** Begin Stored rows **

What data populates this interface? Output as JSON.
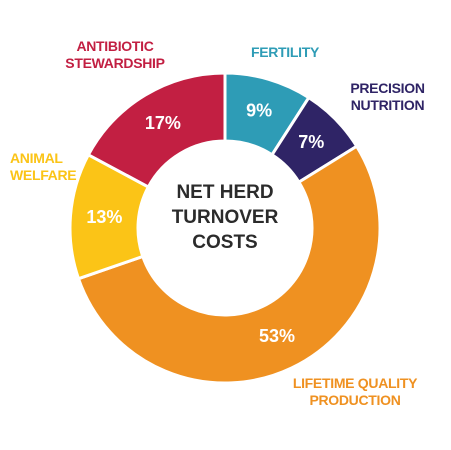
{
  "chart_data": {
    "type": "pie",
    "center_text": "NET HERD TURNOVER COSTS",
    "categories": [
      "FERTILITY",
      "PRECISION NUTRITION",
      "LIFETIME QUALITY PRODUCTION",
      "ANIMAL WELFARE",
      "ANTIBIOTIC STEWARDSHIP"
    ],
    "values": [
      9,
      7,
      53,
      13,
      17
    ],
    "value_labels": [
      "9%",
      "7%",
      "53%",
      "13%",
      "17%"
    ],
    "colors": [
      "#2e9cb6",
      "#2f2466",
      "#ef9121",
      "#fbc417",
      "#c21f42"
    ]
  }
}
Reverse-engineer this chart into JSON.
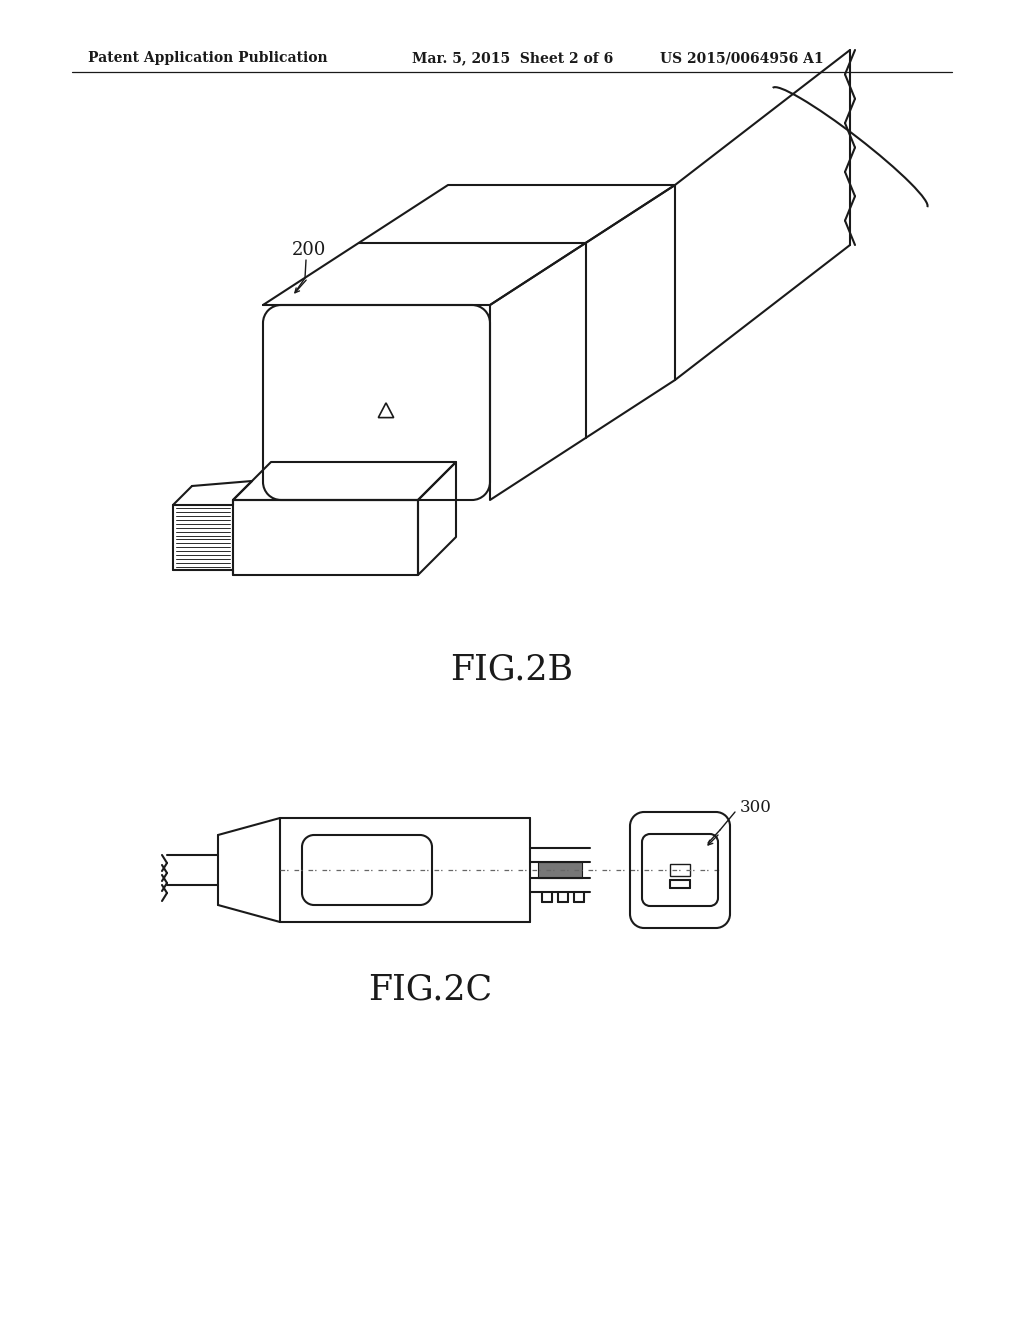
{
  "bg_color": "#ffffff",
  "line_color": "#1a1a1a",
  "header_left": "Patent Application Publication",
  "header_mid": "Mar. 5, 2015  Sheet 2 of 6",
  "header_right": "US 2015/0064956 A1",
  "fig2b_label": "FIG.2B",
  "fig2c_label": "FIG.2C",
  "label_200": "200",
  "label_300": "300"
}
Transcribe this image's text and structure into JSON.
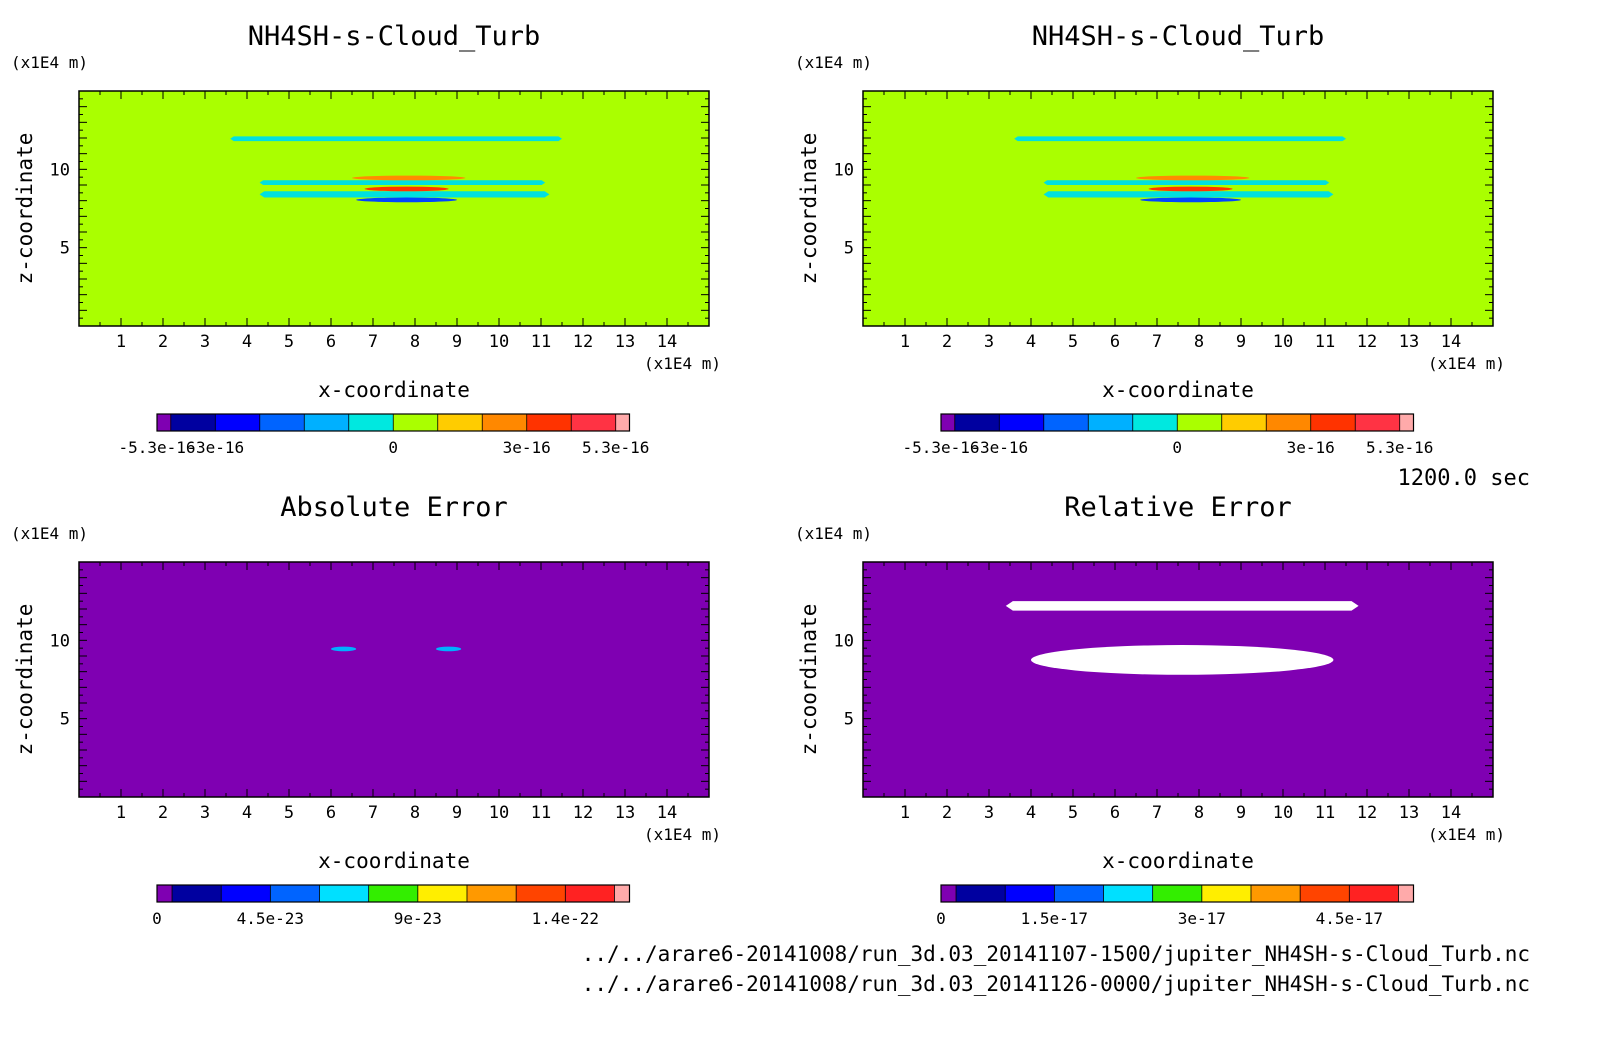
{
  "chart_data": [
    {
      "type": "heatmap",
      "title": "NH4SH-s-Cloud_Turb",
      "xlabel": "x-coordinate",
      "ylabel": "z-coordinate",
      "x_unit": "(x1E4 m)",
      "y_unit": "(x1E4 m)",
      "xlim": [
        0,
        15
      ],
      "ylim": [
        0,
        15
      ],
      "x_ticks": [
        1,
        2,
        3,
        4,
        5,
        6,
        7,
        8,
        9,
        10,
        11,
        12,
        13,
        14
      ],
      "y_ticks": [
        5,
        10
      ],
      "background_color": "#aaff00",
      "features": [
        {
          "kind": "band",
          "x": [
            3.6,
            11.5
          ],
          "z": [
            11.8,
            12.1
          ],
          "color": "#00e0e0"
        },
        {
          "kind": "band",
          "x": [
            4.3,
            11.1
          ],
          "z": [
            9.0,
            9.3
          ],
          "color": "#00e0e0"
        },
        {
          "kind": "band",
          "x": [
            4.3,
            11.2
          ],
          "z": [
            8.2,
            8.6
          ],
          "color": "#00e0e0"
        },
        {
          "kind": "blob",
          "x": [
            6.5,
            9.2
          ],
          "z": [
            9.3,
            9.6
          ],
          "color": "#ff8c00"
        },
        {
          "kind": "blob",
          "x": [
            6.8,
            8.8
          ],
          "z": [
            8.6,
            8.9
          ],
          "color": "#ff3300"
        },
        {
          "kind": "blob",
          "x": [
            6.6,
            9.0
          ],
          "z": [
            7.9,
            8.2
          ],
          "color": "#0044ff"
        }
      ],
      "colorbar": {
        "colors": [
          "#7f00b2",
          "#0000a0",
          "#0000ff",
          "#0064ff",
          "#00b0ff",
          "#00e8e0",
          "#aaff00",
          "#ffcc00",
          "#ff8800",
          "#ff3300",
          "#ff3344",
          "#ffaaaa"
        ],
        "labels": [
          "-5.3e-16",
          "-3e-16",
          "0",
          "3e-16",
          "5.3e-16"
        ],
        "label_positions": [
          0,
          2,
          6,
          9,
          11
        ]
      }
    },
    {
      "type": "heatmap",
      "title": "NH4SH-s-Cloud_Turb",
      "xlabel": "x-coordinate",
      "ylabel": "z-coordinate",
      "x_unit": "(x1E4 m)",
      "y_unit": "(x1E4 m)",
      "xlim": [
        0,
        15
      ],
      "ylim": [
        0,
        15
      ],
      "x_ticks": [
        1,
        2,
        3,
        4,
        5,
        6,
        7,
        8,
        9,
        10,
        11,
        12,
        13,
        14
      ],
      "y_ticks": [
        5,
        10
      ],
      "background_color": "#aaff00",
      "features": [
        {
          "kind": "band",
          "x": [
            3.6,
            11.5
          ],
          "z": [
            11.8,
            12.1
          ],
          "color": "#00e0e0"
        },
        {
          "kind": "band",
          "x": [
            4.3,
            11.1
          ],
          "z": [
            9.0,
            9.3
          ],
          "color": "#00e0e0"
        },
        {
          "kind": "band",
          "x": [
            4.3,
            11.2
          ],
          "z": [
            8.2,
            8.6
          ],
          "color": "#00e0e0"
        },
        {
          "kind": "blob",
          "x": [
            6.5,
            9.2
          ],
          "z": [
            9.3,
            9.6
          ],
          "color": "#ff8c00"
        },
        {
          "kind": "blob",
          "x": [
            6.8,
            8.8
          ],
          "z": [
            8.6,
            8.9
          ],
          "color": "#ff3300"
        },
        {
          "kind": "blob",
          "x": [
            6.6,
            9.0
          ],
          "z": [
            7.9,
            8.2
          ],
          "color": "#0044ff"
        }
      ],
      "colorbar": {
        "colors": [
          "#7f00b2",
          "#0000a0",
          "#0000ff",
          "#0064ff",
          "#00b0ff",
          "#00e8e0",
          "#aaff00",
          "#ffcc00",
          "#ff8800",
          "#ff3300",
          "#ff3344",
          "#ffaaaa"
        ],
        "labels": [
          "-5.3e-16",
          "-3e-16",
          "0",
          "3e-16",
          "5.3e-16"
        ],
        "label_positions": [
          0,
          2,
          6,
          9,
          11
        ]
      }
    },
    {
      "type": "heatmap",
      "title": "Absolute Error",
      "xlabel": "x-coordinate",
      "ylabel": "z-coordinate",
      "x_unit": "(x1E4 m)",
      "y_unit": "(x1E4 m)",
      "xlim": [
        0,
        15
      ],
      "ylim": [
        0,
        15
      ],
      "x_ticks": [
        1,
        2,
        3,
        4,
        5,
        6,
        7,
        8,
        9,
        10,
        11,
        12,
        13,
        14
      ],
      "y_ticks": [
        5,
        10
      ],
      "background_color": "#7f00b2",
      "features": [
        {
          "kind": "spot",
          "x": [
            6.0,
            6.6
          ],
          "z": [
            9.3,
            9.6
          ],
          "color": "#00b0ff"
        },
        {
          "kind": "spot",
          "x": [
            8.5,
            9.1
          ],
          "z": [
            9.3,
            9.6
          ],
          "color": "#00b0ff"
        }
      ],
      "colorbar": {
        "colors": [
          "#7f00b2",
          "#0000a0",
          "#0000ff",
          "#0064ff",
          "#00e0ff",
          "#33ee00",
          "#ffee00",
          "#ff9900",
          "#ff4400",
          "#ff2222",
          "#ffaaaa"
        ],
        "labels": [
          "0",
          "4.5e-23",
          "9e-23",
          "1.4e-22"
        ],
        "label_positions": [
          0,
          3,
          6,
          9
        ]
      }
    },
    {
      "type": "heatmap",
      "title": "Relative Error",
      "xlabel": "x-coordinate",
      "ylabel": "z-coordinate",
      "x_unit": "(x1E4 m)",
      "y_unit": "(x1E4 m)",
      "xlim": [
        0,
        15
      ],
      "ylim": [
        0,
        15
      ],
      "x_ticks": [
        1,
        2,
        3,
        4,
        5,
        6,
        7,
        8,
        9,
        10,
        11,
        12,
        13,
        14
      ],
      "y_ticks": [
        5,
        10
      ],
      "background_color": "#7f00b2",
      "features": [
        {
          "kind": "band",
          "x": [
            3.4,
            11.8
          ],
          "z": [
            11.9,
            12.5
          ],
          "color": "#ffffff"
        },
        {
          "kind": "blob",
          "x": [
            4.0,
            11.2
          ],
          "z": [
            7.8,
            9.7
          ],
          "color": "#ffffff"
        }
      ],
      "colorbar": {
        "colors": [
          "#7f00b2",
          "#0000a0",
          "#0000ff",
          "#0064ff",
          "#00e0ff",
          "#33ee00",
          "#ffee00",
          "#ff9900",
          "#ff4400",
          "#ff2222",
          "#ffaaaa"
        ],
        "labels": [
          "0",
          "1.5e-17",
          "3e-17",
          "4.5e-17"
        ],
        "label_positions": [
          0,
          3,
          6,
          9
        ]
      }
    }
  ],
  "time_label": "1200.0 sec",
  "file_paths": [
    "../../arare6-20141008/run_3d.03_20141107-1500/jupiter_NH4SH-s-Cloud_Turb.nc",
    "../../arare6-20141008/run_3d.03_20141126-0000/jupiter_NH4SH-s-Cloud_Turb.nc"
  ]
}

** End Stored rows **

_What is asked_.
Locate each line containing the string "JSON" and show it.

_Full answer_.
What data populates this interface? Output as JSON.
Reverse-engineer this chart into JSON.
Transcribe this image's text and structure into JSON.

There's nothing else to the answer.